◆ Information shown
•••

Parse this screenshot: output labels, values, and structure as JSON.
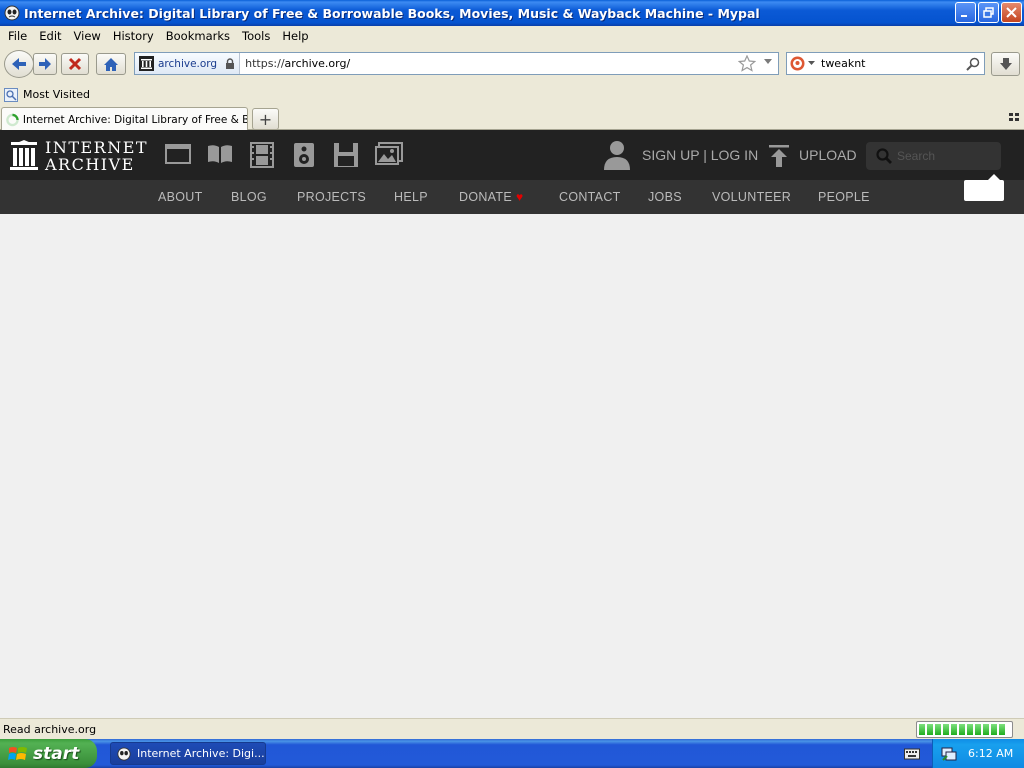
{
  "window": {
    "title": "Internet Archive: Digital Library of Free & Borrowable Books, Movies, Music & Wayback Machine - Mypal"
  },
  "menubar": {
    "items": [
      "File",
      "Edit",
      "View",
      "History",
      "Bookmarks",
      "Tools",
      "Help"
    ]
  },
  "navbar": {
    "site_identity": "archive.org",
    "url_scheme": "https://",
    "url_host": "archive.org/",
    "search_value": "tweaknt"
  },
  "bookmarks": {
    "most_visited": "Most Visited"
  },
  "tabs": {
    "active_title": "Internet Archive: Digital Library of Free & Bo...",
    "new_tab": "+"
  },
  "ia": {
    "logo_line1": "INTERNET",
    "logo_line2": "ARCHIVE",
    "signup": "SIGN UP | LOG IN",
    "upload": "UPLOAD",
    "search_placeholder": "Search",
    "nav": [
      "ABOUT",
      "BLOG",
      "PROJECTS",
      "HELP",
      "DONATE",
      "CONTACT",
      "JOBS",
      "VOLUNTEER",
      "PEOPLE"
    ],
    "donate_heart": "♥"
  },
  "status": {
    "text": "Read archive.org",
    "progress_fraction": 0.9
  },
  "taskbar": {
    "start": "start",
    "task_label": "Internet Archive: Digi...",
    "clock": "6:12 AM"
  },
  "colors": {
    "ia_top_bg": "#222222",
    "ia_nav_bg": "#333333",
    "donate_heart": "#e30000",
    "xp_title_blue": "#0553cf",
    "xp_start_green": "#3a8f3a"
  },
  "icons": [
    "mypal-app-icon",
    "back-arrow-icon",
    "forward-arrow-icon",
    "stop-icon",
    "home-icon",
    "archive-site-icon",
    "lock-icon",
    "star-icon",
    "dropdown-icon",
    "search-engine-icon",
    "magnifier-icon",
    "download-icon",
    "bookmark-icon",
    "loading-spinner-icon",
    "tab-list-icon",
    "ia-logo-icon",
    "web-icon",
    "texts-icon",
    "video-icon",
    "audio-icon",
    "software-icon",
    "images-icon",
    "user-icon",
    "upload-icon",
    "windows-flag-icon",
    "keyboard-icon",
    "network-icon"
  ]
}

•••

Pick out every line with the string "Library" and copy it.

◆ Full response
    "title": "Internet Archive: Digital Library of Free & Borrowable Books, Movies, Music & Wayback Machine - Mypal"
    "active_title": "Internet Archive: Digital Library of Free & Bo...",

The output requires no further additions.